↓↓↓

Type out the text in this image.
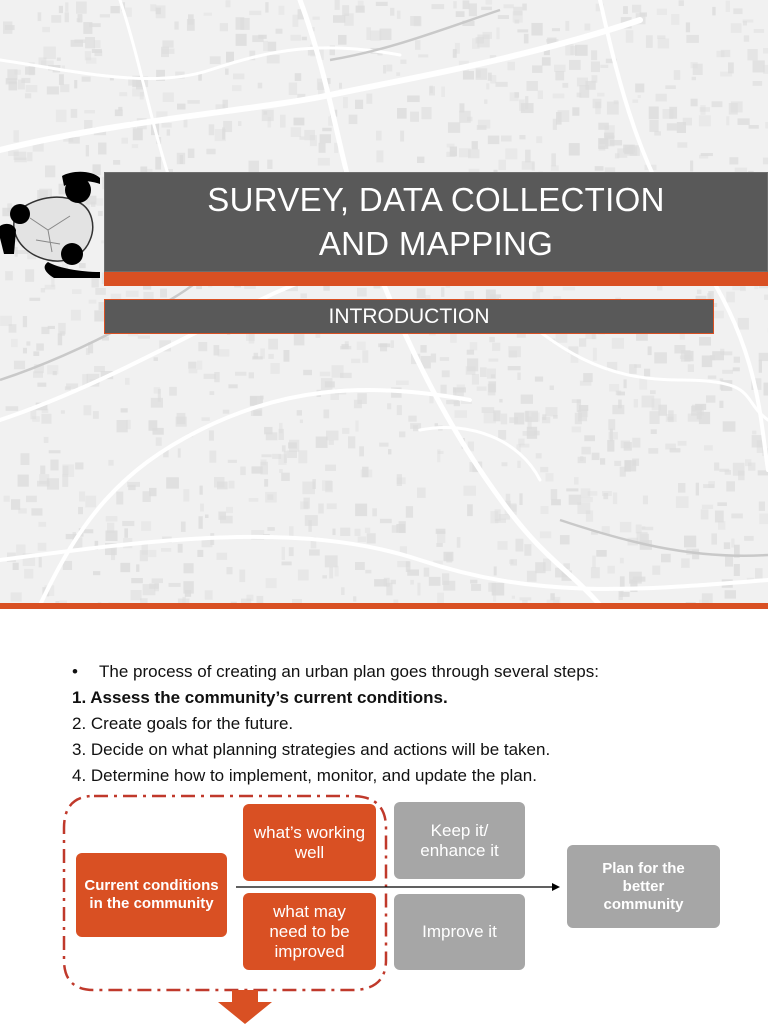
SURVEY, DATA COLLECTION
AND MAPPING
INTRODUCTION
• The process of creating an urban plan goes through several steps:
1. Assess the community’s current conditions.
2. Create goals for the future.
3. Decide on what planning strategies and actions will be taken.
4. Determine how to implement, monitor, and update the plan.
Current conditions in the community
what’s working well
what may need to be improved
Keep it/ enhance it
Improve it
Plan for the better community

↑↑↑

GOAL: Look through the records and gather every line containing "what".

CORRECT ANSWER:
3. Decide on what planning strategies and actions will be taken.
what’s working well
what may need to be improved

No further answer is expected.